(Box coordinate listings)
↓↓↓
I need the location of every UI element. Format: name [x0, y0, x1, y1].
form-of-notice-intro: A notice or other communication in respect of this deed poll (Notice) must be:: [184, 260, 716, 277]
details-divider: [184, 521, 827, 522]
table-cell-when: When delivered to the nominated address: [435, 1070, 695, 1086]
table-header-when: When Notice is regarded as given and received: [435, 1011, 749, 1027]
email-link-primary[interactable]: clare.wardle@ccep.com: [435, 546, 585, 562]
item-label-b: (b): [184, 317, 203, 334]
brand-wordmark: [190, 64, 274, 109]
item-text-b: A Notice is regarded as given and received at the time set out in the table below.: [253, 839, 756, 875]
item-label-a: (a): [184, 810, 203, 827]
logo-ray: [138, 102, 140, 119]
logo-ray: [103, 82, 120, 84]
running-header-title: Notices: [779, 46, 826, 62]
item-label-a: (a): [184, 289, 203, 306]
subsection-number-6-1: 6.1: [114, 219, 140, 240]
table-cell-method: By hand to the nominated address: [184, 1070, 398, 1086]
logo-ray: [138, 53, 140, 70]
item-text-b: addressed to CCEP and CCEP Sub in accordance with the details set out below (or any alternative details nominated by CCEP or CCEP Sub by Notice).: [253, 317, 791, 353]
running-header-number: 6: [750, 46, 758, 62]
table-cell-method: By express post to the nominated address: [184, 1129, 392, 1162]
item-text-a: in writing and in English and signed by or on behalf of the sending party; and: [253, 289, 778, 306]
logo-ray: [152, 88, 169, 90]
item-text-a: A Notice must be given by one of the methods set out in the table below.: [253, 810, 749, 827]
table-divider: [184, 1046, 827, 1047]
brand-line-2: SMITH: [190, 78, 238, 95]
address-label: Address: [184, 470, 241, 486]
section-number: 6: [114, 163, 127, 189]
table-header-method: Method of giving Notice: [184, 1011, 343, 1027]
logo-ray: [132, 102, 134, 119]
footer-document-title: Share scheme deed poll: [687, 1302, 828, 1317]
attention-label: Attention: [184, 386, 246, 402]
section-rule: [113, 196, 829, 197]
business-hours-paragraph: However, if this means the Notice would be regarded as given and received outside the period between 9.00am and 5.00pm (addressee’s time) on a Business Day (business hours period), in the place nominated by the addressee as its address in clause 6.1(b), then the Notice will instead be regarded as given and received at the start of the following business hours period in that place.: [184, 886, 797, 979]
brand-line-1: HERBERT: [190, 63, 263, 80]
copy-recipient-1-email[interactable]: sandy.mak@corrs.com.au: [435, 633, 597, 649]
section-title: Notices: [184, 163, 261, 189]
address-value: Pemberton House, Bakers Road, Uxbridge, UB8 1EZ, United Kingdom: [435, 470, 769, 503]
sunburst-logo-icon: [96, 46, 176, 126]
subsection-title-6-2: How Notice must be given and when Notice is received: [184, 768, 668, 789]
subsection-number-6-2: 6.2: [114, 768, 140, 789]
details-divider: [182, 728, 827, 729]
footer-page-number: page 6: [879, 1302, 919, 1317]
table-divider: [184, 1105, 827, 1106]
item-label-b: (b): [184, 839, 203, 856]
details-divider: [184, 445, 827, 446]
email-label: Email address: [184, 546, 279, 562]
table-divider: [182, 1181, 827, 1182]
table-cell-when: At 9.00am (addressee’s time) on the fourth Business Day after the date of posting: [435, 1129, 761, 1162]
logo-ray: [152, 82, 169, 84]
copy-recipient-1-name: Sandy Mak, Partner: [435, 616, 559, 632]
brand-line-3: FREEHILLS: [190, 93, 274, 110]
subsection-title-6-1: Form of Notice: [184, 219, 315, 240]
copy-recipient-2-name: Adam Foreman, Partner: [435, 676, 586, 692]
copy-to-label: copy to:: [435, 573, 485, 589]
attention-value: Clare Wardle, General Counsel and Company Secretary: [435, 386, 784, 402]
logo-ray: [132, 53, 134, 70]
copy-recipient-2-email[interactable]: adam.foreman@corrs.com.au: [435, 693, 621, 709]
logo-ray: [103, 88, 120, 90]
↑↑↑
↓↓↓
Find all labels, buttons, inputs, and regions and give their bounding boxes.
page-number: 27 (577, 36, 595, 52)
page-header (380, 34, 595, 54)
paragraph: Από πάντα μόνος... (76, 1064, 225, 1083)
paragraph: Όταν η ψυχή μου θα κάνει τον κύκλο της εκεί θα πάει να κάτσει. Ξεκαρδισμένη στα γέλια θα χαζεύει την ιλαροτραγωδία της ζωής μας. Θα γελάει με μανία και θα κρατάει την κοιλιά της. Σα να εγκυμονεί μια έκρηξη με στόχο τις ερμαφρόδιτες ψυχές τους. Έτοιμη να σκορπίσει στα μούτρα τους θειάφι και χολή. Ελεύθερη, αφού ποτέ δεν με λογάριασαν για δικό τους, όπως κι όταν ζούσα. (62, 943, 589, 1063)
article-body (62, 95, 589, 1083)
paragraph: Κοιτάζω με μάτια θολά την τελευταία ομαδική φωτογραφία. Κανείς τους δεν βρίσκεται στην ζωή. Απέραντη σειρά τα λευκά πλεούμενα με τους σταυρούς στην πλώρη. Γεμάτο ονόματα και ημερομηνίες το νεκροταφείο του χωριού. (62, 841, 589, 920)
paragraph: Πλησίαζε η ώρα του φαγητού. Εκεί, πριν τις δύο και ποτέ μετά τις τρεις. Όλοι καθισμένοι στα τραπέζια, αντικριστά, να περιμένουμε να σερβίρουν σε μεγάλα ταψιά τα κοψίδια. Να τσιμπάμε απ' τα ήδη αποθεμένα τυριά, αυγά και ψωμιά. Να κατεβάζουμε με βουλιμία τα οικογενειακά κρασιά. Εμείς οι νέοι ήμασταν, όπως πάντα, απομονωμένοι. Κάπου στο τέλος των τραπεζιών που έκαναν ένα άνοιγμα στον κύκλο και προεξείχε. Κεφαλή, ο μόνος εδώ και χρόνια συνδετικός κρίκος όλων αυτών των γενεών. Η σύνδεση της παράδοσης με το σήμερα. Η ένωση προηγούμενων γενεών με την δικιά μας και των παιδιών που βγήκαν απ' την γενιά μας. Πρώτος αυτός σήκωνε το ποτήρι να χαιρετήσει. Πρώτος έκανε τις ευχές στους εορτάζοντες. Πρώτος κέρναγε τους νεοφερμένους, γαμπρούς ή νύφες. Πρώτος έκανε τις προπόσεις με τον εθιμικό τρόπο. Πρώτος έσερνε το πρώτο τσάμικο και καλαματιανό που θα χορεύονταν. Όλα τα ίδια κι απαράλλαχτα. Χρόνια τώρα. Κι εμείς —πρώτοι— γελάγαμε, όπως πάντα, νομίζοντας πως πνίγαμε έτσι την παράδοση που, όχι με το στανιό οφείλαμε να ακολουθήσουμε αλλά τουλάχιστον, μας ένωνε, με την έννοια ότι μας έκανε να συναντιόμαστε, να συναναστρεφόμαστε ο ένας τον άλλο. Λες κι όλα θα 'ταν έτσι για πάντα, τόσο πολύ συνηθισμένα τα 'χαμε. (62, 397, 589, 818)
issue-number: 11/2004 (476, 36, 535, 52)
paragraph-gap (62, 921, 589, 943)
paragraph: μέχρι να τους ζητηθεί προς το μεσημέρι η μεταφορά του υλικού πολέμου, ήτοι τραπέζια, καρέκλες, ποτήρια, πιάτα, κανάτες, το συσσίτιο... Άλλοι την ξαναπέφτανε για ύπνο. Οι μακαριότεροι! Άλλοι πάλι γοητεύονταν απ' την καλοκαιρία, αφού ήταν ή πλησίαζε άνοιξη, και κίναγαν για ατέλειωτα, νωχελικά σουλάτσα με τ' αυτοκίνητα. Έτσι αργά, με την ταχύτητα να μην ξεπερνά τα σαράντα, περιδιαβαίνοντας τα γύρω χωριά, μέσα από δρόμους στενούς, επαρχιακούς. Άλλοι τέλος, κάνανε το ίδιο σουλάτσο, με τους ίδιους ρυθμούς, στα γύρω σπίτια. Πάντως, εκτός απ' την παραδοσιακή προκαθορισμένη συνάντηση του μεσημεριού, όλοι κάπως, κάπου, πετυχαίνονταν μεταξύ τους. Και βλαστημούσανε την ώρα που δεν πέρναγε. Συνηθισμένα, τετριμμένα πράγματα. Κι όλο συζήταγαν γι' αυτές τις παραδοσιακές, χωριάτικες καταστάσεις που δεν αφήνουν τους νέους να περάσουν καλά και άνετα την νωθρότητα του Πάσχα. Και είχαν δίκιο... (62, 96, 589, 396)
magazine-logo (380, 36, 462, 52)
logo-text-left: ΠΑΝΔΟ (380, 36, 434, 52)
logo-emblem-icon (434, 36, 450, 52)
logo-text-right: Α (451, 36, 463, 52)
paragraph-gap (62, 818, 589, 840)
↑↑↑
↓↓↓
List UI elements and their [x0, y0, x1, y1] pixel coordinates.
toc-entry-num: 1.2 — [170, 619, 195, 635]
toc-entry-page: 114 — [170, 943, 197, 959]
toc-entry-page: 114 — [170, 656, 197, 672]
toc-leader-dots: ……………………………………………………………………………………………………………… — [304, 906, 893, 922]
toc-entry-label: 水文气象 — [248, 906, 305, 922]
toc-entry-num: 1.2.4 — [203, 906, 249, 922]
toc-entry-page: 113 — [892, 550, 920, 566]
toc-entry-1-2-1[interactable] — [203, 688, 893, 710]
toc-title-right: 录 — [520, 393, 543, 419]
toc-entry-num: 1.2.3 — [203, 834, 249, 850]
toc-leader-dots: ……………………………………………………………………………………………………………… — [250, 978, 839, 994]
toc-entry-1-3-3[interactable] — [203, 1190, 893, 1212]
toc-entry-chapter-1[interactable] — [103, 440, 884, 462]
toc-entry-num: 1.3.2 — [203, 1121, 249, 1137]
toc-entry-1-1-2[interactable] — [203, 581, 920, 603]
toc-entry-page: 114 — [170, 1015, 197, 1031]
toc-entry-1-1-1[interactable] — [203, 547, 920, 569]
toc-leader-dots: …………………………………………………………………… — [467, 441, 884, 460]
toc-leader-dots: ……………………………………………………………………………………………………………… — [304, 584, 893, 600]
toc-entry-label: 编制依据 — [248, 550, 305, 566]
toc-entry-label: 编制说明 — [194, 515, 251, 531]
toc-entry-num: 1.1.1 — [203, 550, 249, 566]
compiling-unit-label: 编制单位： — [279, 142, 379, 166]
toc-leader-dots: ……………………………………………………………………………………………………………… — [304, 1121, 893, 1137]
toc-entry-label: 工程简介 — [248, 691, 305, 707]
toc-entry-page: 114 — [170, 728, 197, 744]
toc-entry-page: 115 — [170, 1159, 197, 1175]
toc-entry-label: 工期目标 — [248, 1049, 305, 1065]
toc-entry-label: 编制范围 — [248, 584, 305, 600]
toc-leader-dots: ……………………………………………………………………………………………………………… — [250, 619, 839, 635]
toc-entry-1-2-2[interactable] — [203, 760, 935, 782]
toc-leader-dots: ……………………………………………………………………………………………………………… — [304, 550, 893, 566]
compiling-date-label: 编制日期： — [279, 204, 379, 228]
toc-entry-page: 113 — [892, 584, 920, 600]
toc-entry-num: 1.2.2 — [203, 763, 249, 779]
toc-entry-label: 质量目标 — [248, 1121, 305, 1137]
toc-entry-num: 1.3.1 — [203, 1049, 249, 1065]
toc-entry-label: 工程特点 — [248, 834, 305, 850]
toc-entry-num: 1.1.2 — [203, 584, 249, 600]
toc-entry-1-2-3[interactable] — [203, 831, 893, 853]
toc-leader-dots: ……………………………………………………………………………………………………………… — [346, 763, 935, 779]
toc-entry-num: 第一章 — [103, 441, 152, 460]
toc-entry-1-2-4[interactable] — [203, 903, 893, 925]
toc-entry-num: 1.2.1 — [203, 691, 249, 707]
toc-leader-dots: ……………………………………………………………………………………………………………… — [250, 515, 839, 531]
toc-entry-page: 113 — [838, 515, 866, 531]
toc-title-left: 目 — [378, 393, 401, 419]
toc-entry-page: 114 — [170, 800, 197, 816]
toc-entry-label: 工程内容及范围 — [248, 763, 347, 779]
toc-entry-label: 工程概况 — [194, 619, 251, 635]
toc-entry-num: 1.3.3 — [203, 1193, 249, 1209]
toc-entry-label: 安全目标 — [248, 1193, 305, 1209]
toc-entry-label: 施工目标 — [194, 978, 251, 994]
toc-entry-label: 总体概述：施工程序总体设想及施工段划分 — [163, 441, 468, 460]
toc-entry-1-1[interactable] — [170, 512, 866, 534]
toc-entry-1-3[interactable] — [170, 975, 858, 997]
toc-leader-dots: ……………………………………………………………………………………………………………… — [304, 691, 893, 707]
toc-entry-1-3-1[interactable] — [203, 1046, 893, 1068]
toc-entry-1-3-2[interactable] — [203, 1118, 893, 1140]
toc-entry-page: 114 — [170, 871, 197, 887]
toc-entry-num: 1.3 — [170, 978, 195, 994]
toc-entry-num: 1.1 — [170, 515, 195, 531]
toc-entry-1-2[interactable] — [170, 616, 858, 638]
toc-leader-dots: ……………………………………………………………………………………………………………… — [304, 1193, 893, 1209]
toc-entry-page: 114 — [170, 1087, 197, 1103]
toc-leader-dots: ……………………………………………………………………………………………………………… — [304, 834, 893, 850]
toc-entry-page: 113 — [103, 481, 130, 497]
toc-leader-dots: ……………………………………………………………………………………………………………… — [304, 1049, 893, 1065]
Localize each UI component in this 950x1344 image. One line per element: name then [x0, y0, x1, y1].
↑↑↑
Directive:
Quote the entries word for word, beginning with the line that contains "List UI elements" and continuing through the line that contains "toc-entry-num: 1.2.3 — [203, 834, 249, 850]", with both of those lines included.

Output for this task:
List UI elements and their [x0, y0, x1, y1] pixel coordinates.
toc-entry-num: 1.2 — [170, 619, 195, 635]
toc-entry-page: 114 — [170, 943, 197, 959]
toc-entry-page: 114 — [170, 656, 197, 672]
toc-leader-dots: ……………………………………………………………………………………………………………… — [304, 906, 893, 922]
toc-entry-label: 水文气象 — [248, 906, 305, 922]
toc-entry-num: 1.2.4 — [203, 906, 249, 922]
toc-entry-page: 113 — [892, 550, 920, 566]
toc-entry-1-2-1[interactable] — [203, 688, 893, 710]
toc-title-right: 录 — [520, 393, 543, 419]
toc-entry-num: 1.2.3 — [203, 834, 249, 850]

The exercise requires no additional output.